(Data records)
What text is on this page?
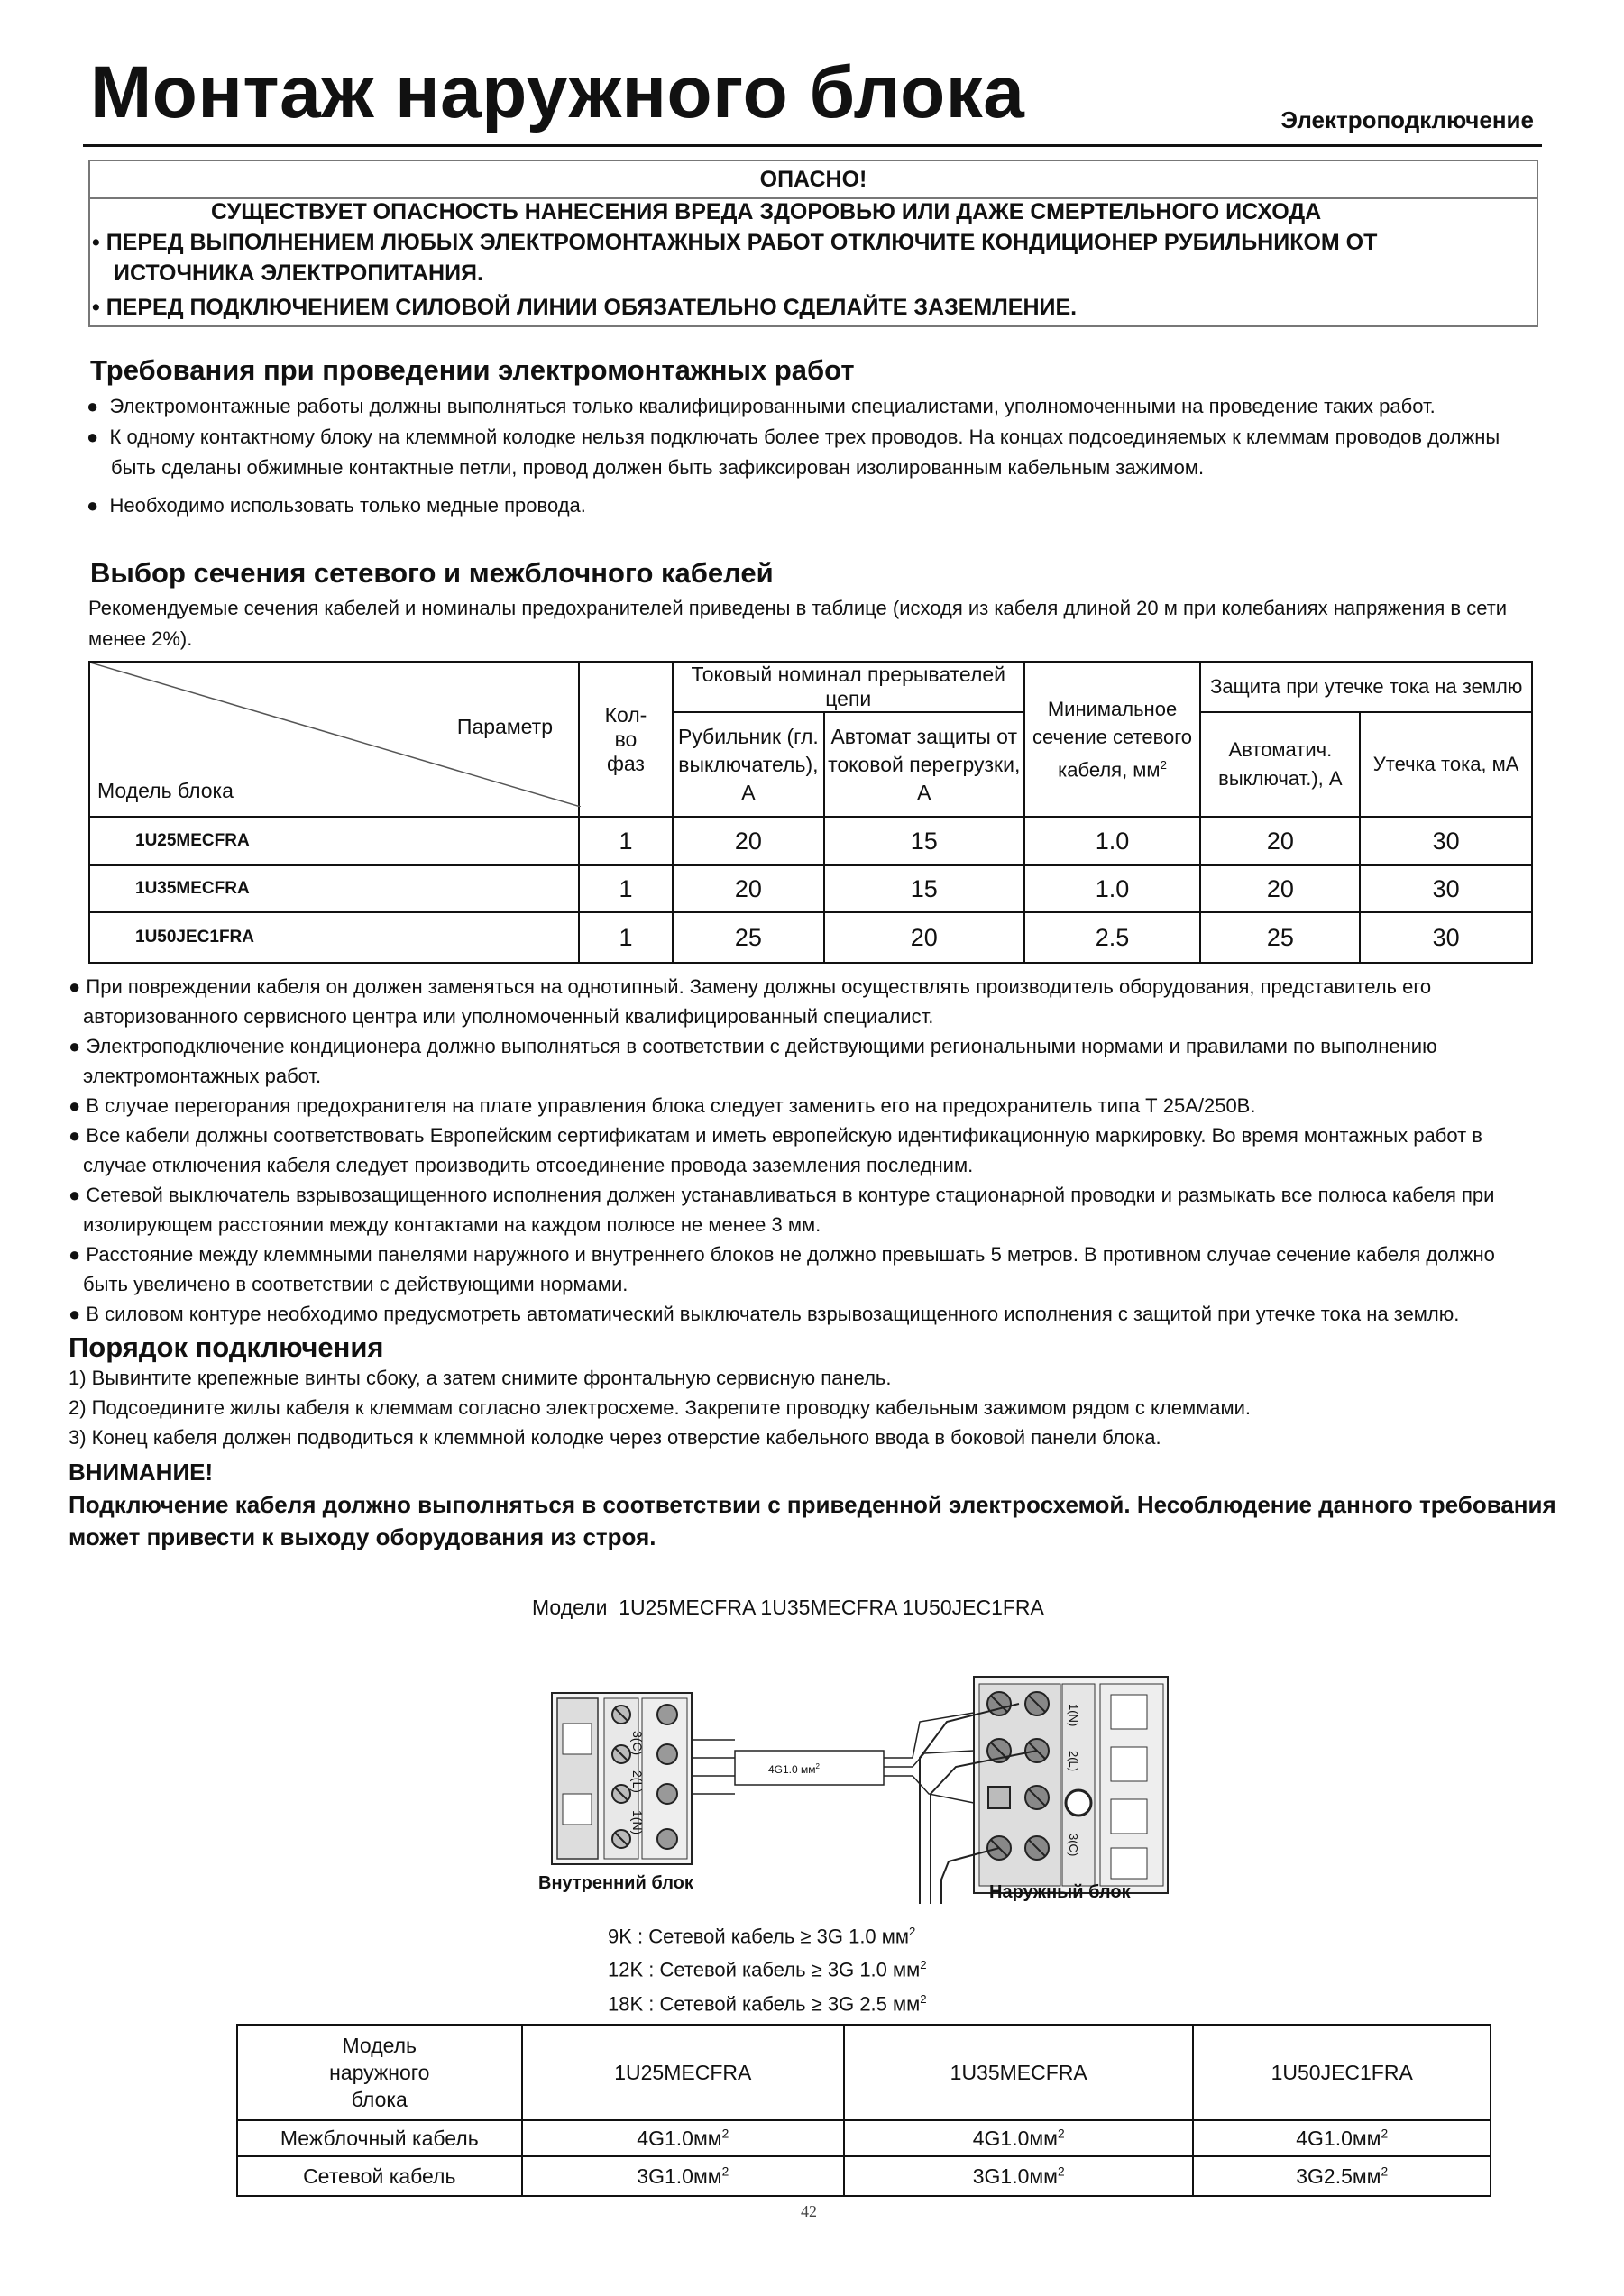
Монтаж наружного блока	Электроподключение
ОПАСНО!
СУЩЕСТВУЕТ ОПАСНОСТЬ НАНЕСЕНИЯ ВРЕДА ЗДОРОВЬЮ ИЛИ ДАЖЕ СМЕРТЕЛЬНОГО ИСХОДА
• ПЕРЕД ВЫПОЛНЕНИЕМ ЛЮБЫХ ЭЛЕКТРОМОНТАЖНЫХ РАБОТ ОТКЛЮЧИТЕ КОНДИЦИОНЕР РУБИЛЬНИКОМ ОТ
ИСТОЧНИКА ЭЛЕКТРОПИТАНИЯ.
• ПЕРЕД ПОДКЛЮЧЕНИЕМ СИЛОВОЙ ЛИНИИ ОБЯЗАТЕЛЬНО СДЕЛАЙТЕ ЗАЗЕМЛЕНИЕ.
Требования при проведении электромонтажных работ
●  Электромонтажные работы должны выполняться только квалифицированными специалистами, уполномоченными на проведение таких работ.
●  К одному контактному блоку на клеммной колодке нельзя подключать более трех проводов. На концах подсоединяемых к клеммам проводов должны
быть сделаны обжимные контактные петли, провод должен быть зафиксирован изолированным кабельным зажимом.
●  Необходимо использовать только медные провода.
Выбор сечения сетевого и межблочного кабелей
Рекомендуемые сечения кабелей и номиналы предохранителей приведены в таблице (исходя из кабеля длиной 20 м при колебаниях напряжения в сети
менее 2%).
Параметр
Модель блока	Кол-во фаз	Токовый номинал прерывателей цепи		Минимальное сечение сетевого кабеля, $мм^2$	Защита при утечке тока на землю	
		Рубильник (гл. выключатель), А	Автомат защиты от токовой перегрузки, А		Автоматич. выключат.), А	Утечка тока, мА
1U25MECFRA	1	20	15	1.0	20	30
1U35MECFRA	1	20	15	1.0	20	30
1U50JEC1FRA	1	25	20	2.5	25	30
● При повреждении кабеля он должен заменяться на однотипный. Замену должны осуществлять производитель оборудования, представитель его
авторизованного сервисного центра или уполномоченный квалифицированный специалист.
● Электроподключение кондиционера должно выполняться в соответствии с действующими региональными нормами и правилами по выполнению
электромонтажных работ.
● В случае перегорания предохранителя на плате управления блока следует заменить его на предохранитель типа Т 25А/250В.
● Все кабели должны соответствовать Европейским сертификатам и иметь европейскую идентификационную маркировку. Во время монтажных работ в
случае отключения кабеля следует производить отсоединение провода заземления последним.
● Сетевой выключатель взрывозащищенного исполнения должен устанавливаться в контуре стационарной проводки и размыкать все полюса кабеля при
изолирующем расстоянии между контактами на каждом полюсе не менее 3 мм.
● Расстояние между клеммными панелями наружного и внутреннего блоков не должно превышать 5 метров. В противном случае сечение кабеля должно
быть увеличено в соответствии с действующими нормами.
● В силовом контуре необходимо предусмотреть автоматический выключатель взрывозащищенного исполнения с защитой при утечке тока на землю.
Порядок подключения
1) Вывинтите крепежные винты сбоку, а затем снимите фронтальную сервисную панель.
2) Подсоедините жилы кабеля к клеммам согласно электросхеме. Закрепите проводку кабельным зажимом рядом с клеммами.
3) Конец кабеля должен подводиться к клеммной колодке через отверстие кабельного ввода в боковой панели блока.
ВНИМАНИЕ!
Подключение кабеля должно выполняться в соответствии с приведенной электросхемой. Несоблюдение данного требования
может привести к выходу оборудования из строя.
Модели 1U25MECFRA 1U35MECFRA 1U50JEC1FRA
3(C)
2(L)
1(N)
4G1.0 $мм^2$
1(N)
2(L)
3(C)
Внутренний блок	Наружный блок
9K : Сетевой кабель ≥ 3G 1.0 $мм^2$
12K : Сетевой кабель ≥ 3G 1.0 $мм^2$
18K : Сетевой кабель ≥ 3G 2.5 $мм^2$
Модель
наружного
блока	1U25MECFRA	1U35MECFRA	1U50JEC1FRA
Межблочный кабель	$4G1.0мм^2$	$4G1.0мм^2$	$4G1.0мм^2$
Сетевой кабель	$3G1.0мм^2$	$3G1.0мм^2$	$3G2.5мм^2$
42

Requirements -
Images do not belong in the copy; reproduce all other parts of the records above verbatim.

Task response -
What text is on this page?
Монтаж наружного блока	Электроподключение
ОПАСНО!
СУЩЕСТВУЕТ ОПАСНОСТЬ НАНЕСЕНИЯ ВРЕДА ЗДОРОВЬЮ ИЛИ ДАЖЕ СМЕРТЕЛЬНОГО ИСХОДА
• ПЕРЕД ВЫПОЛНЕНИЕМ ЛЮБЫХ ЭЛЕКТРОМОНТАЖНЫХ РАБОТ ОТКЛЮЧИТЕ КОНДИЦИОНЕР РУБИЛЬНИКОМ ОТ
ИСТОЧНИКА ЭЛЕКТРОПИТАНИЯ.
• ПЕРЕД ПОДКЛЮЧЕНИЕМ СИЛОВОЙ ЛИНИИ ОБЯЗАТЕЛЬНО СДЕЛАЙТЕ ЗАЗЕМЛЕНИЕ.
Требования при проведении электромонтажных работ
●  Электромонтажные работы должны выполняться только квалифицированными специалистами, уполномоченными на проведение таких работ.
●  К одному контактному блоку на клеммной колодке нельзя подключать более трех проводов. На концах подсоединяемых к клеммам проводов должны
быть сделаны обжимные контактные петли, провод должен быть зафиксирован изолированным кабельным зажимом.
●  Необходимо использовать только медные провода.
Выбор сечения сетевого и межблочного кабелей
Рекомендуемые сечения кабелей и номиналы предохранителей приведены в таблице (исходя из кабеля длиной 20 м при колебаниях напряжения в сети
менее 2%).
Параметр
Модель блока	Кол-во фаз	Токовый номинал прерывателей цепи		Минимальное сечение сетевого кабеля, $мм^2$	Защита при утечке тока на землю	
		Рубильник (гл. выключатель), А	Автомат защиты от токовой перегрузки, А		Автоматич. выключат.), А	Утечка тока, мА
1U25MECFRA	1	20	15	1.0	20	30
1U35MECFRA	1	20	15	1.0	20	30
1U50JEC1FRA	1	25	20	2.5	25	30
● При повреждении кабеля он должен заменяться на однотипный. Замену должны осуществлять производитель оборудования, представитель его
авторизованного сервисного центра или уполномоченный квалифицированный специалист.
● Электроподключение кондиционера должно выполняться в соответствии с действующими региональными нормами и правилами по выполнению
электромонтажных работ.
● В случае перегорания предохранителя на плате управления блока следует заменить его на предохранитель типа Т 25А/250В.
● Все кабели должны соответствовать Европейским сертификатам и иметь европейскую идентификационную маркировку. Во время монтажных работ в
случае отключения кабеля следует производить отсоединение провода заземления последним.
● Сетевой выключатель взрывозащищенного исполнения должен устанавливаться в контуре стационарной проводки и размыкать все полюса кабеля при
изолирующем расстоянии между контактами на каждом полюсе не менее 3 мм.
● Расстояние между клеммными панелями наружного и внутреннего блоков не должно превышать 5 метров. В противном случае сечение кабеля должно
быть увеличено в соответствии с действующими нормами.
● В силовом контуре необходимо предусмотреть автоматический выключатель взрывозащищенного исполнения с защитой при утечке тока на землю.
Порядок подключения
1) Вывинтите крепежные винты сбоку, а затем снимите фронтальную сервисную панель.
2) Подсоедините жилы кабеля к клеммам согласно электросхеме. Закрепите проводку кабельным зажимом рядом с клеммами.
3) Конец кабеля должен подводиться к клеммной колодке через отверстие кабельного ввода в боковой панели блока.
ВНИМАНИЕ!
Подключение кабеля должно выполняться в соответствии с приведенной электросхемой. Несоблюдение данного требования
может привести к выходу оборудования из строя.
Модели 1U25MECFRA 1U35MECFRA 1U50JEC1FRA
3(C)
2(L)
1(N)
4G1.0 $мм^2$
1(N)
2(L)
3(C)
Внутренний блок	Наружный блок
9K : Сетевой кабель ≥ 3G 1.0 $мм^2$
12K : Сетевой кабель ≥ 3G 1.0 $мм^2$
18K : Сетевой кабель ≥ 3G 2.5 $мм^2$
Модель
наружного
блока	1U25MECFRA	1U35MECFRA	1U50JEC1FRA
Межблочный кабель	$4G1.0мм^2$	$4G1.0мм^2$	$4G1.0мм^2$
Сетевой кабель	$3G1.0мм^2$	$3G1.0мм^2$	$3G2.5мм^2$
42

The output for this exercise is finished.